Exercise requirements:
**1)** Copy the passage on women in the Bible below word for word, from "The trouble with" up to and including "Ancient Greco-Roman world.".
**2)** In one to three sentences, explain why the passage on women in the Bible below rejects the claim that Paul was only echoing his culture.
**3)** Answer these questions using the passage on women in the Bible below:
(a) Besides Deborah, which prophetess does it name?
(b) Which chapter of John does it cite for the "Woman at the Well"?
(c) What had arisen in the Roman world by the end of the first century AD?

Excerpt:
You say, what about the rest of the Bible? Well, let's move on.

In the book of Judges you come across Deborah. She was a remarkable woman. But she was a 'charismatic' figure. The Holy Spirit came upon her and she acted, as she was inspired, for the Lord. She was not an institutional figure.

That is very important. For later in the Old Testament we meet other 'charismatic' figures - prophetesses, like Huldah. But there are no priestesses in the Old Testament.

I find this remarkable.

There were plenty of priestesses in the Ancient Near East, among Israel's neighbours. In Canaanite religion you had priestesses and cult prostitutes. But Canaanite religion was what the Old Testament prophets were so against.

There seemed to be a resistence to institutionalizing women for religious leadership. Yes, if the Holy Spirit came upon them - and it was the Holy Spirit, not some demonic agency -they must function as they were inspired. But no, they were not 'ordained' or institutionalized.

So much for the Old Testament.

What about the New Testament?


The New Testament - Jesus

We start of course with Jesus.

Now, remember, Jesus was supremely unconditioned by his culture. Judaism (though not all of it) did repress women. But Jesus broke through this tradition. He taught women.

You remember the 'Woman at the Well' in John 4? Jesus had women in his band of disciples. He was the great women's liberator. Nor was he bound by tradition if it obscured his Father's will. What he was concerned to do was to go back to basics. So in Mark 10.6 he says:

from the beginning of creation, 'God made them male and female.

Jesus affirms sexuality; he treats both sexes as equal, but he sees the differences.

It is against this background that you have to note his choosing 12 male Apostles.

I personally find this difficult; but it is a fact.

Christ's mission was so important; he needed as many committed people who wanted to serve him as possible. So why not put into that number one of the Mary's? They were perfectly capable of travelling around the country with him - they did. But he didn't include them in the 12. And I can't ignore that fact.

Then there was the Last Supper. It seems to have been a Passover meal. Normally you would have had women and children participating. But there were no women at the Last Supper, just the 12 male apostles.


The New Testament - St Paul

Many people say the trouble started with Paul; and they go on to say, 'Oh! Don't bother with him; he was just echoing his culture.'

The trouble with that argument is this: Paul was the great opponent of Jewish culture. That's what led to his trial at Rome - for saying that the Gentiles needn't be circumcised to be accepted by God; for faith in Jesus Christ was the key to justification. But circumcision was the mark of Jewish culture.

There is a lot of mythology about the culture of Paul's day - the culture of the Ancient Greco-Roman world.

The Greeks in the classical age treated women in various ways. In Athens they were repressive; in Sparta they were less so. The Romans in their classical age were by no means always repressive. Indeed, by the end of the first century AD there was a 'women's liberation' movement in the Roman world.

Recorded data:
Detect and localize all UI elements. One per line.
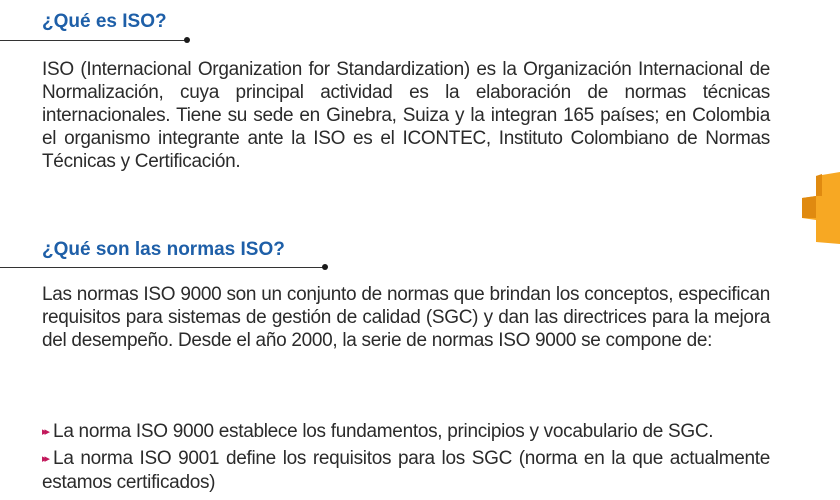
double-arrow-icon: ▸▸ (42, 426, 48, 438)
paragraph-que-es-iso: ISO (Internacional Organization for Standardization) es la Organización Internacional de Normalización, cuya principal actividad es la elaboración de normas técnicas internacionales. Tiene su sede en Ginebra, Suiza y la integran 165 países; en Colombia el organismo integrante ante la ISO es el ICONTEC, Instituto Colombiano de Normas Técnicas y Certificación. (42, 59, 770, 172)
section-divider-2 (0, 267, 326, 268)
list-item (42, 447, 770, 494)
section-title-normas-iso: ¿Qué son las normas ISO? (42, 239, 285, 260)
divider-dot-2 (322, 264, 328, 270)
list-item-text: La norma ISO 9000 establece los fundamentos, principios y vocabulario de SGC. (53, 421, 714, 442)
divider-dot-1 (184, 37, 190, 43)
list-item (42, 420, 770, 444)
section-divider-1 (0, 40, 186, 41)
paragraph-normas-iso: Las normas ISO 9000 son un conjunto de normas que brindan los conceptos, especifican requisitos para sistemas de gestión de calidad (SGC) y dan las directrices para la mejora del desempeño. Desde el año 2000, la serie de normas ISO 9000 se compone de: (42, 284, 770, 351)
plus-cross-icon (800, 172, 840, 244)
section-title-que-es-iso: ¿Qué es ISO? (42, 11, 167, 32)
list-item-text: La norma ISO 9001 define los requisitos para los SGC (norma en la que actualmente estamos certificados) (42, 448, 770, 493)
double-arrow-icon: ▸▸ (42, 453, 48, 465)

Written answers:
**1)**
The trouble with that argument is this: Paul was the great opponent of Jewish culture. That's what led to his trial at Rome - for saying that the Gentiles needn't be circumcised to be accepted by God; for faith in Jesus Christ was the key to justification. But circumcision was the mark of Jewish culture.

There is a lot of mythology about the culture of Paul's day - the culture of the Ancient Greco-Roman world.

**2)** The passage says Paul was the great opponent of Jewish culture. He taught that Gentiles needn't be circumcised to be accepted by God, because faith in Jesus Christ was the key to justification. Circumcision was the mark of Jewish culture, and this teaching led to his trial at Rome.

**3)**
(a) Huldah
(b) John 4
(c) A "women's liberation" movement